● **YOUR OBJECTIVE**
The records below are split into lines. How many of those lines contain the string "sheet"? Reply with the number only.

● **PROVIDED RECORDS**
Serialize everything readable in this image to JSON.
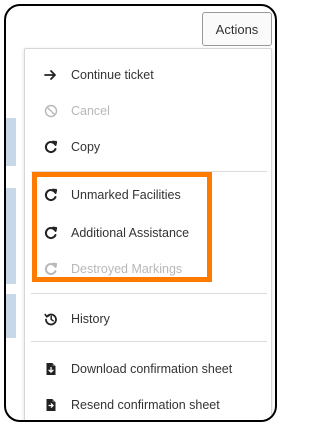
{
  "header": {
    "actions_label": "Actions"
  },
  "menu": {
    "items": [
      {
        "label": "Continue ticket",
        "icon": "arrow-right-icon",
        "disabled": false
      },
      {
        "label": "Cancel",
        "icon": "cancel-icon",
        "disabled": true
      },
      {
        "label": "Copy",
        "icon": "copy-refresh-icon",
        "disabled": false
      },
      {
        "label": "Unmarked Facilities",
        "icon": "copy-refresh-icon",
        "disabled": false
      },
      {
        "label": "Additional Assistance",
        "icon": "copy-refresh-icon",
        "disabled": false
      },
      {
        "label": "Destroyed Markings",
        "icon": "copy-refresh-icon",
        "disabled": true
      },
      {
        "label": "History",
        "icon": "history-icon",
        "disabled": false
      },
      {
        "label": "Download confirmation sheet",
        "icon": "file-download-icon",
        "disabled": false
      },
      {
        "label": "Resend confirmation sheet",
        "icon": "file-send-icon",
        "disabled": false
      }
    ]
  },
  "colors": {
    "highlight": "#ff7a00",
    "disabled_text": "#b8b8b8",
    "text": "#333333"
  }
}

● **THE SOLUTION**
2